Copy out every line in the entries below that includes "JSON".

○ ○ ○ ○

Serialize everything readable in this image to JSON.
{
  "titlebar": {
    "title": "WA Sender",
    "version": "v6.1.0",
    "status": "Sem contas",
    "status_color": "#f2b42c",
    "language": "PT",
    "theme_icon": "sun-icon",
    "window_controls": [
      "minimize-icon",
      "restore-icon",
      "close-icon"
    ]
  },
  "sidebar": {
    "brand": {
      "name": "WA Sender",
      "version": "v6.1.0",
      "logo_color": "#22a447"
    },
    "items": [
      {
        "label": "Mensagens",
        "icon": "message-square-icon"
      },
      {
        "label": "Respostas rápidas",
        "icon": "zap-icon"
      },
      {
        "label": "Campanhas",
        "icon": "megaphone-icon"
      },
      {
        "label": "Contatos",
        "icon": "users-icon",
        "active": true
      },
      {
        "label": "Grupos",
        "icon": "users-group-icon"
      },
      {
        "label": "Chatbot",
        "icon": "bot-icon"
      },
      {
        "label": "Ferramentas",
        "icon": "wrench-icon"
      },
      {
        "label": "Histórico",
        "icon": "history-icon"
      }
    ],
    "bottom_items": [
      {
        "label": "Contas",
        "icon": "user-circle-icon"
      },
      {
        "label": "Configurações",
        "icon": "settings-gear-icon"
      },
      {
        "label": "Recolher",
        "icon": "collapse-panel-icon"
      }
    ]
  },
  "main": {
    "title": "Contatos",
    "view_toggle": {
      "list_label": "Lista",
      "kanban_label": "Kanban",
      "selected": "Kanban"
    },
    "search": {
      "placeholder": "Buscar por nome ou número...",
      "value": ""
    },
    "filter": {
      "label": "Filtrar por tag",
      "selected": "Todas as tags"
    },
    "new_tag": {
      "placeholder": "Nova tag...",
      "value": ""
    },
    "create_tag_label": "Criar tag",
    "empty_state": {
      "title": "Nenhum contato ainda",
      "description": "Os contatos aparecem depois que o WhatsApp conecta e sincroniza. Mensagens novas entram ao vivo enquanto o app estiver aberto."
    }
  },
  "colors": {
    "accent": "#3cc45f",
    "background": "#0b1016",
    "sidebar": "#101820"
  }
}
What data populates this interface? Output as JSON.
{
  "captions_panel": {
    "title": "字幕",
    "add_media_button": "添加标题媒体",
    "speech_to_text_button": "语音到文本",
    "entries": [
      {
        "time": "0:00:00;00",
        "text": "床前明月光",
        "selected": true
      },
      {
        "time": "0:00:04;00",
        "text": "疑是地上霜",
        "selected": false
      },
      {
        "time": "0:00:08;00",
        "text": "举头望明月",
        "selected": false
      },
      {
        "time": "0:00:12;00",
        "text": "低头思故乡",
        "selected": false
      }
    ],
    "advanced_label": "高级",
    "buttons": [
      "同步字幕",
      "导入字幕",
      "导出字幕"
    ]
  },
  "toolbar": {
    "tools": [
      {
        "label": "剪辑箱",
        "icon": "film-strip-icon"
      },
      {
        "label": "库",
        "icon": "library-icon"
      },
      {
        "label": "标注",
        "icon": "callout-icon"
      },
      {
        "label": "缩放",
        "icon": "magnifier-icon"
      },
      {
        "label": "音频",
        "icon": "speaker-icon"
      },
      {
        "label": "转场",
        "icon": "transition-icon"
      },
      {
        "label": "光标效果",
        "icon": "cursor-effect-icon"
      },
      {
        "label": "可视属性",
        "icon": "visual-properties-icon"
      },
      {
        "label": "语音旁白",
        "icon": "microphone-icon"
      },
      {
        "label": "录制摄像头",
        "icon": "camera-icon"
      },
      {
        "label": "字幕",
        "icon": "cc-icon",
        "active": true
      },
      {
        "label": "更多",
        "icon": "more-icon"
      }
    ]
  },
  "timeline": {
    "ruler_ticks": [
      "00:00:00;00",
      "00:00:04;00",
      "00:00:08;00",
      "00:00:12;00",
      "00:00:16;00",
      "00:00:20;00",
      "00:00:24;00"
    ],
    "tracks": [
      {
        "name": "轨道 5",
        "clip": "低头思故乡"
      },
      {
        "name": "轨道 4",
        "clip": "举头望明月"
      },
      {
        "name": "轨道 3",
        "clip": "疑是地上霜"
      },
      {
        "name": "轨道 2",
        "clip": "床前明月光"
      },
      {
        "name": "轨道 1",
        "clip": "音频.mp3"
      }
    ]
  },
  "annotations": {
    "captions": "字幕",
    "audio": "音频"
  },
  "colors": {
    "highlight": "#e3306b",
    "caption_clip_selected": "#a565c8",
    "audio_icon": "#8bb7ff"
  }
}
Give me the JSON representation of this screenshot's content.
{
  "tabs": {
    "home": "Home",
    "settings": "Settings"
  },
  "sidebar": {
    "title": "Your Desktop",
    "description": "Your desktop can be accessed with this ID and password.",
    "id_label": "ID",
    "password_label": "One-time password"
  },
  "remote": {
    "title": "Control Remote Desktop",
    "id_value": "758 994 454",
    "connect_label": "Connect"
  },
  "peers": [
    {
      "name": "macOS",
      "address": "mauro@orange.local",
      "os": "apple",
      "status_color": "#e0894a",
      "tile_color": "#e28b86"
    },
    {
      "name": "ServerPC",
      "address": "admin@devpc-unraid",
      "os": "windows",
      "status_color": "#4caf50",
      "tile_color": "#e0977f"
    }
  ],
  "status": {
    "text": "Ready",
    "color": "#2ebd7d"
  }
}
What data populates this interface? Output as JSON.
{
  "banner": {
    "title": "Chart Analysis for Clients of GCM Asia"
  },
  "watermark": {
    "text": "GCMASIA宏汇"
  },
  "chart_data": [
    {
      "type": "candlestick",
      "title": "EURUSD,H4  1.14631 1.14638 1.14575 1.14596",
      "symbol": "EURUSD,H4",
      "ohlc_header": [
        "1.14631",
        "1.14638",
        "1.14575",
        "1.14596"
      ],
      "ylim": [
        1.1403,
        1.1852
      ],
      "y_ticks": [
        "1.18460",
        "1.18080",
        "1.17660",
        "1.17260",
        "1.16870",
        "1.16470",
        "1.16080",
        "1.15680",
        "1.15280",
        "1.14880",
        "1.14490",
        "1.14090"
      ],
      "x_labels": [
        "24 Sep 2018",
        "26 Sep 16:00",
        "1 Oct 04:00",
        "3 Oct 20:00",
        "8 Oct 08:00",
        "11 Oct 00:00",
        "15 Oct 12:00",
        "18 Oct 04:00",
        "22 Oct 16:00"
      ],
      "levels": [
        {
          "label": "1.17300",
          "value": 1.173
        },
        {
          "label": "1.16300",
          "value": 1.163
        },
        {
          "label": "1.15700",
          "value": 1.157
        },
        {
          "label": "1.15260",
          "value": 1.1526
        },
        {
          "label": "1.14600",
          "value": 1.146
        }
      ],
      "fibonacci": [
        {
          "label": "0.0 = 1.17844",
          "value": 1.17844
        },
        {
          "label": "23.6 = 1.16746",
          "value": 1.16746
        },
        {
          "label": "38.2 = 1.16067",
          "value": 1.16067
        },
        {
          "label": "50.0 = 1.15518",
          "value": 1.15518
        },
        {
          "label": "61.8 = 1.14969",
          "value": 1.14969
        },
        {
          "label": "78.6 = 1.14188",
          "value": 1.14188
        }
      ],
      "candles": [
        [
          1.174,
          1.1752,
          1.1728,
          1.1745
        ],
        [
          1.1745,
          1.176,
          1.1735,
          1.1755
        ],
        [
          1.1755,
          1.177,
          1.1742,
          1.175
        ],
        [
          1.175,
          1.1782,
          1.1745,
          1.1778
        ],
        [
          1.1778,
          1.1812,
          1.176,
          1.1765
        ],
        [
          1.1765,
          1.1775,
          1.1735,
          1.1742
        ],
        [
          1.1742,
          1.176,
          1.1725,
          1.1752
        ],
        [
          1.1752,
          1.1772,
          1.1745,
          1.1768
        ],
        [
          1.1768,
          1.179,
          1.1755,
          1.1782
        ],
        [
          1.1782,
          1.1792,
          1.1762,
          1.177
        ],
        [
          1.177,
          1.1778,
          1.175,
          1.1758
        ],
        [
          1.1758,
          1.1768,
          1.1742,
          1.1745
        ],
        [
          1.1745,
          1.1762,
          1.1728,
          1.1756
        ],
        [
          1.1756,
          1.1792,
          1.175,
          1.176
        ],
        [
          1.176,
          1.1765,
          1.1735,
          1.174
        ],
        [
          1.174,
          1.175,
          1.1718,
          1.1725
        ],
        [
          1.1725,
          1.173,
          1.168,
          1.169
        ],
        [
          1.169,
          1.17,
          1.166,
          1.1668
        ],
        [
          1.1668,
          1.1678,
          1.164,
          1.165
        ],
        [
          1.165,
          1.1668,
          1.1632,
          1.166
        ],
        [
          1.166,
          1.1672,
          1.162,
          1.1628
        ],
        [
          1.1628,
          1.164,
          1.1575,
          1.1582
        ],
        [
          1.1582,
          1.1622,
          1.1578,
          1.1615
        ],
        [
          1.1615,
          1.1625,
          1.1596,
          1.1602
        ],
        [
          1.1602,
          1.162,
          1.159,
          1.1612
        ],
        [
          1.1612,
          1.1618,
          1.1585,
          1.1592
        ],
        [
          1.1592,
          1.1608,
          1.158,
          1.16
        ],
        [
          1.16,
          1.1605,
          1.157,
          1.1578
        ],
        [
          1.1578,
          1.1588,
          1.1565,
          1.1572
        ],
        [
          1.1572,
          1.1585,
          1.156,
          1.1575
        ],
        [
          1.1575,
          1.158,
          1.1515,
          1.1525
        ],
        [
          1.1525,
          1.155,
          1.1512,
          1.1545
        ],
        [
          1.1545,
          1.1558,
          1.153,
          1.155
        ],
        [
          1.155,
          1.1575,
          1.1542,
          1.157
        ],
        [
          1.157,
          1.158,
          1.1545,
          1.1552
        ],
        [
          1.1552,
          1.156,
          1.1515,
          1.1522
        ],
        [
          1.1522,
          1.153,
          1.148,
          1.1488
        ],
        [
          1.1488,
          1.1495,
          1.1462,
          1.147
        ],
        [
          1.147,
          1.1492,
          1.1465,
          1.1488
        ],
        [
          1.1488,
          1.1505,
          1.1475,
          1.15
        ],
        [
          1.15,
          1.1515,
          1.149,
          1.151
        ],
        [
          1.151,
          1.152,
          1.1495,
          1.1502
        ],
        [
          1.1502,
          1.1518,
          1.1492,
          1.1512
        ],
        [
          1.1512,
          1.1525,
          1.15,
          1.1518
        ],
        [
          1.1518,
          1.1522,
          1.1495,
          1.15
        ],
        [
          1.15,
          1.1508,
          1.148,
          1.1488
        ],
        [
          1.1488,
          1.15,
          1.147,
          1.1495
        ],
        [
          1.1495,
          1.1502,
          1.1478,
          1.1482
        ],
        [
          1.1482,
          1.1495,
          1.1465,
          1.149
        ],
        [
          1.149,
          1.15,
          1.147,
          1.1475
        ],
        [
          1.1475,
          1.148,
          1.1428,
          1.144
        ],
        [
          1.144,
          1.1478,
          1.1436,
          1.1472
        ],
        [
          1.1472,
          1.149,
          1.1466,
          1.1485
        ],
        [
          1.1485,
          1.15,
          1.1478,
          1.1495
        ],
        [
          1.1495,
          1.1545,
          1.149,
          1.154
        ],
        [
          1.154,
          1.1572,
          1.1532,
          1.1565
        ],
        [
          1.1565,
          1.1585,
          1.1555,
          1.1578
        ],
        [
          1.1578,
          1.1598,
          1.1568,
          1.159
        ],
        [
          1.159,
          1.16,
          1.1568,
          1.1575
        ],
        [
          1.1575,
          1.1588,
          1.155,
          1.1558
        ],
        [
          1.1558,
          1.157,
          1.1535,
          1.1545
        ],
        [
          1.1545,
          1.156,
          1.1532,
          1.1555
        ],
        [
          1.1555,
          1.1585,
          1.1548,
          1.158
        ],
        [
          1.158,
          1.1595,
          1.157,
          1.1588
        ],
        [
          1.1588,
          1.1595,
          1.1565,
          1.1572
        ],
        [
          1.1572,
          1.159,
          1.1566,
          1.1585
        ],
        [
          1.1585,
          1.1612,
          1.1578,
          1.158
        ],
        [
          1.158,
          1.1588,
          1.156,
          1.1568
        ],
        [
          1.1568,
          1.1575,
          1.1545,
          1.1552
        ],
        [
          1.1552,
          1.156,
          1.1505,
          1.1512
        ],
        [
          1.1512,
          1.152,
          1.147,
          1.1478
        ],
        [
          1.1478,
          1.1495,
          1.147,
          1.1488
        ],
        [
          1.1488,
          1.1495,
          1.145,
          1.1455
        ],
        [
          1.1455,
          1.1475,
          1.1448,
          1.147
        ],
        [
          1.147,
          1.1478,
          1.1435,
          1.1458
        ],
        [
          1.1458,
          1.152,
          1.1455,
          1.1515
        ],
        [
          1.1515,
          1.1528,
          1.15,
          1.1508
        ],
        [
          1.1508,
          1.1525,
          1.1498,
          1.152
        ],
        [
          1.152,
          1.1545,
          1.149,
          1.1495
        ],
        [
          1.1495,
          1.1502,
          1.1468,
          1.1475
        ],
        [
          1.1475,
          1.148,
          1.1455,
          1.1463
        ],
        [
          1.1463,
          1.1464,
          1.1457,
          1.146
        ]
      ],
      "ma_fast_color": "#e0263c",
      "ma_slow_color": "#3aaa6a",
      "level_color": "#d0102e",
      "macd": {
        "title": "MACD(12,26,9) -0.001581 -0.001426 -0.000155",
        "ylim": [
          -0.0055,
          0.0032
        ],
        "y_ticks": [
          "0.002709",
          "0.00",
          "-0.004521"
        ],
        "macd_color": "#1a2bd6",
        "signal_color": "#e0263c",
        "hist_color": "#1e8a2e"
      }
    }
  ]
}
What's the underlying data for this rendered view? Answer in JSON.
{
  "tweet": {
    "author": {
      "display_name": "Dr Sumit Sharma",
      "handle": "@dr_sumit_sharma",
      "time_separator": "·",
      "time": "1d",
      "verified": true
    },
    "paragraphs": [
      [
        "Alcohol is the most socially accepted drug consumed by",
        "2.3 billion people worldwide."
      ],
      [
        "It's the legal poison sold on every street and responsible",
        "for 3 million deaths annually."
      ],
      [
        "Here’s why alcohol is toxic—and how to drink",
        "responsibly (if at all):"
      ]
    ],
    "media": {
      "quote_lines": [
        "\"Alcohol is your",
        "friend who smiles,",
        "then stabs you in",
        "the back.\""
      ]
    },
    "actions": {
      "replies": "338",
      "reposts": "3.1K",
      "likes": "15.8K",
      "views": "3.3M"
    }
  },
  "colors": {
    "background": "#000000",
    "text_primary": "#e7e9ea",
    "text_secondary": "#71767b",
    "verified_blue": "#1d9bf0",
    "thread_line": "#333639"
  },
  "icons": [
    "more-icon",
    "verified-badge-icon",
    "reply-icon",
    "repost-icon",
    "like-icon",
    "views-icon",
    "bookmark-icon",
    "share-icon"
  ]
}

○ ○ ○ ○

▶ _FINAL ANSWER_:
Serialize everything readable in this image to JSON.
What data populates this interface? Output as JSON.
Give me the JSON representation of this screenshot's content.
What data populates this interface? Output as JSON.
What's the underlying data for this rendered view? Answer in JSON.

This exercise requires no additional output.